Written instruction: Go through the listing and write out all of it exactly.

<<<<

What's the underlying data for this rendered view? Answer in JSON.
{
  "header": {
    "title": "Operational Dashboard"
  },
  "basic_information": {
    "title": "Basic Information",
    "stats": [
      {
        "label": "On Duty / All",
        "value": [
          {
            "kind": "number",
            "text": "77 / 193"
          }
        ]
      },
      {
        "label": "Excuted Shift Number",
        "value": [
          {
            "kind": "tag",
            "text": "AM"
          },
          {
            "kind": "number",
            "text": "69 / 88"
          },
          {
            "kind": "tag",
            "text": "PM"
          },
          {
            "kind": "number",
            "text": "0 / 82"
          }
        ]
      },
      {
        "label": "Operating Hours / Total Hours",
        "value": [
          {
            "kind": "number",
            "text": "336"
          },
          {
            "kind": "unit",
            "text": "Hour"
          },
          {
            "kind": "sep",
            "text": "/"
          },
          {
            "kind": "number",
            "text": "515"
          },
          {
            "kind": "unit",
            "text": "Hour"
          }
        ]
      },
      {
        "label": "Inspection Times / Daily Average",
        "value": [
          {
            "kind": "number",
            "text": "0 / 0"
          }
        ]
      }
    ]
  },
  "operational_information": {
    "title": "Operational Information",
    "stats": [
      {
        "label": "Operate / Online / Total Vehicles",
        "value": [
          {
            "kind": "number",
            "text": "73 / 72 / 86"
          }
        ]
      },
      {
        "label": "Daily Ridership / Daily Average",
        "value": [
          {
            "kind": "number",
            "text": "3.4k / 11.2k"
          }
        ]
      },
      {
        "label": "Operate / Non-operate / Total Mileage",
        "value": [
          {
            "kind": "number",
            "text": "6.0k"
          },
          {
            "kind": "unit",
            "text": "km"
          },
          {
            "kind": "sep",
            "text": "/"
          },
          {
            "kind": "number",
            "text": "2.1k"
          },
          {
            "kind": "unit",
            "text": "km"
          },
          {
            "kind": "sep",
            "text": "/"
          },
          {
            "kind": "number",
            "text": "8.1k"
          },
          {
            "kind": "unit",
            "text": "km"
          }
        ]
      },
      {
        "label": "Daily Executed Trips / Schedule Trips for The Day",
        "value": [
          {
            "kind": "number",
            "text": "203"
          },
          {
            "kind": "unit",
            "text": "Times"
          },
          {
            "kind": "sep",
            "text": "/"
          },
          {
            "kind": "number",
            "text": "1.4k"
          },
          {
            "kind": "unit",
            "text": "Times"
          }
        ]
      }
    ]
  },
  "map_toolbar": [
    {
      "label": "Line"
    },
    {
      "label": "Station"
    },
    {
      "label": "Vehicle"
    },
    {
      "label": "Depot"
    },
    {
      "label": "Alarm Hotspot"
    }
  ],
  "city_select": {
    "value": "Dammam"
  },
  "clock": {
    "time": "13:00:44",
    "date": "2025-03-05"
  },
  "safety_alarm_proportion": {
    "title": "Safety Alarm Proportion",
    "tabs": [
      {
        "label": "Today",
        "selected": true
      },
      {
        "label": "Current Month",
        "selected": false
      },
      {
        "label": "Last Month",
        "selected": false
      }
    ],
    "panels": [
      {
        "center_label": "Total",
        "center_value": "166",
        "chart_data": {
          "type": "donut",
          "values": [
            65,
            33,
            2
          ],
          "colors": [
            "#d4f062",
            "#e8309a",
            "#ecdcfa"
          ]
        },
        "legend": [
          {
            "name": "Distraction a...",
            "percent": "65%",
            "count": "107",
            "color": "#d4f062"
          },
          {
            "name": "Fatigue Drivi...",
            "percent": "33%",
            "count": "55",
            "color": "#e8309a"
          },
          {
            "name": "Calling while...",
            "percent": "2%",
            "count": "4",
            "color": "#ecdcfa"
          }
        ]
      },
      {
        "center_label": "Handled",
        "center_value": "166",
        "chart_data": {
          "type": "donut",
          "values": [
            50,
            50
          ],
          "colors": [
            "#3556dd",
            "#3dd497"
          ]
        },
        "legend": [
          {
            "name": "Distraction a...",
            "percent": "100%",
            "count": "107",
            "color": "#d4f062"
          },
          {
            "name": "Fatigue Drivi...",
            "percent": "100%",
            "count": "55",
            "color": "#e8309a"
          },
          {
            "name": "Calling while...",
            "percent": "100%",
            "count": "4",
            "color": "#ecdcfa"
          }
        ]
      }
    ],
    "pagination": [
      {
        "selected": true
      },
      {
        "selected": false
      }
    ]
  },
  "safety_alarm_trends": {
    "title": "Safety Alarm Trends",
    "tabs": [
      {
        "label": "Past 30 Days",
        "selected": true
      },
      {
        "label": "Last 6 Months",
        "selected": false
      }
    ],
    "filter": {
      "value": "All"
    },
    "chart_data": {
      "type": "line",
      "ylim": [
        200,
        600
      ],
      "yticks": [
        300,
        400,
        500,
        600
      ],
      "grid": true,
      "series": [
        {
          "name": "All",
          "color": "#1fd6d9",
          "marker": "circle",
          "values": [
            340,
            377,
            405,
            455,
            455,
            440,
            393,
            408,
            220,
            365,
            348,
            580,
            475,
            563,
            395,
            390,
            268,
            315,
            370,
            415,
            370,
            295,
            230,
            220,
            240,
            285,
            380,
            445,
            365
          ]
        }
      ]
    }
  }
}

>>>>

Answer:
What's the underlying data for this rendered view? Answer in JSON.
{
  "header": {
    "title": "Operational Dashboard"
  },
  "basic_information": {
    "title": "Basic Information",
    "stats": [
      {
        "label": "On Duty / All",
        "value": [
          {
            "kind": "number",
            "text": "77 / 193"
          }
        ]
      },
      {
        "label": "Excuted Shift Number",
        "value": [
          {
            "kind": "tag",
            "text": "AM"
          },
          {
            "kind": "number",
            "text": "69 / 88"
          },
          {
            "kind": "tag",
            "text": "PM"
          },
          {
            "kind": "number",
            "text": "0 / 82"
          }
        ]
      },
      {
        "label": "Operating Hours / Total Hours",
        "value": [
          {
            "kind": "number",
            "text": "336"
          },
          {
            "kind": "unit",
            "text": "Hour"
          },
          {
            "kind": "sep",
            "text": "/"
          },
          {
            "kind": "number",
            "text": "515"
          },
          {
            "kind": "unit",
            "text": "Hour"
          }
        ]
      },
      {
        "label": "Inspection Times / Daily Average",
        "value": [
          {
            "kind": "number",
            "text": "0 / 0"
          }
        ]
      }
    ]
  },
  "operational_information": {
    "title": "Operational Information",
    "stats": [
      {
        "label": "Operate / Online / Total Vehicles",
        "value": [
          {
            "kind": "number",
            "text": "73 / 72 / 86"
          }
        ]
      },
      {
        "label": "Daily Ridership / Daily Average",
        "value": [
          {
            "kind": "number",
            "text": "3.4k / 11.2k"
          }
        ]
      },
      {
        "label": "Operate / Non-operate / Total Mileage",
        "value": [
          {
            "kind": "number",
            "text": "6.0k"
          },
          {
            "kind": "unit",
            "text": "km"
          },
          {
            "kind": "sep",
            "text": "/"
          },
          {
            "kind": "number",
            "text": "2.1k"
          },
          {
            "kind": "unit",
            "text": "km"
          },
          {
            "kind": "sep",
            "text": "/"
          },
          {
            "kind": "number",
            "text": "8.1k"
          },
          {
            "kind": "unit",
            "text": "km"
          }
        ]
      },
      {
        "label": "Daily Executed Trips / Schedule Trips for The Day",
        "value": [
          {
            "kind": "number",
            "text": "203"
          },
          {
            "kind": "unit",
            "text": "Times"
          },
          {
            "kind": "sep",
            "text": "/"
          },
          {
            "kind": "number",
            "text": "1.4k"
          },
          {
            "kind": "unit",
            "text": "Times"
          }
        ]
      }
    ]
  },
  "map_toolbar": [
    {
      "label": "Line"
    },
    {
      "label": "Station"
    },
    {
      "label": "Vehicle"
    },
    {
      "label": "Depot"
    },
    {
      "label": "Alarm Hotspot"
    }
  ],
  "city_select": {
    "value": "Dammam"
  },
  "clock": {
    "time": "13:00:44",
    "date": "2025-03-05"
  },
  "safety_alarm_proportion": {
    "title": "Safety Alarm Proportion",
    "tabs": [
      {
        "label": "Today",
        "selected": true
      },
      {
        "label": "Current Month",
        "selected": false
      },
      {
        "label": "Last Month",
        "selected": false
      }
    ],
    "panels": [
      {
        "center_label": "Total",
        "center_value": "166",
        "chart_data": {
          "type": "donut",
          "values": [
            65,
            33,
            2
          ],
          "colors": [
            "#d4f062",
            "#e8309a",
            "#ecdcfa"
          ]
        },
        "legend": [
          {
            "name": "Distraction a...",
            "percent": "65%",
            "count": "107",
            "color": "#d4f062"
          },
          {
            "name": "Fatigue Drivi...",
            "percent": "33%",
            "count": "55",
            "color": "#e8309a"
          },
          {
            "name": "Calling while...",
            "percent": "2%",
            "count": "4",
            "color": "#ecdcfa"
          }
        ]
      },
      {
        "center_label": "Handled",
        "center_value": "166",
        "chart_data": {
          "type": "donut",
          "values": [
            50,
            50
          ],
          "colors": [
            "#3556dd",
            "#3dd497"
          ]
        },
        "legend": [
          {
            "name": "Distraction a...",
            "percent": "100%",
            "count": "107",
            "color": "#d4f062"
          },
          {
            "name": "Fatigue Drivi...",
            "percent": "100%",
            "count": "55",
            "color": "#e8309a"
          },
          {
            "name": "Calling while...",
            "percent": "100%",
            "count": "4",
            "color": "#ecdcfa"
          }
        ]
      }
    ],
    "pagination": [
      {
        "selected": true
      },
      {
        "selected": false
      }
    ]
  },
  "safety_alarm_trends": {
    "title": "Safety Alarm Trends",
    "tabs": [
      {
        "label": "Past 30 Days",
        "selected": true
      },
      {
        "label": "Last 6 Months",
        "selected": false
      }
    ],
    "filter": {
      "value": "All"
    },
    "chart_data": {
      "type": "line",
      "ylim": [
        200,
        600
      ],
      "yticks": [
        300,
        400,
        500,
        600
      ],
      "grid": true,
      "series": [
        {
          "name": "All",
          "color": "#1fd6d9",
          "marker": "circle",
          "values": [
            340,
            377,
            405,
            455,
            455,
            440,
            393,
            408,
            220,
            365,
            348,
            580,
            475,
            563,
            395,
            390,
            268,
            315,
            370,
            415,
            370,
            295,
            230,
            220,
            240,
            285,
            380,
            445,
            365
          ]
        }
      ]
    }
  }
}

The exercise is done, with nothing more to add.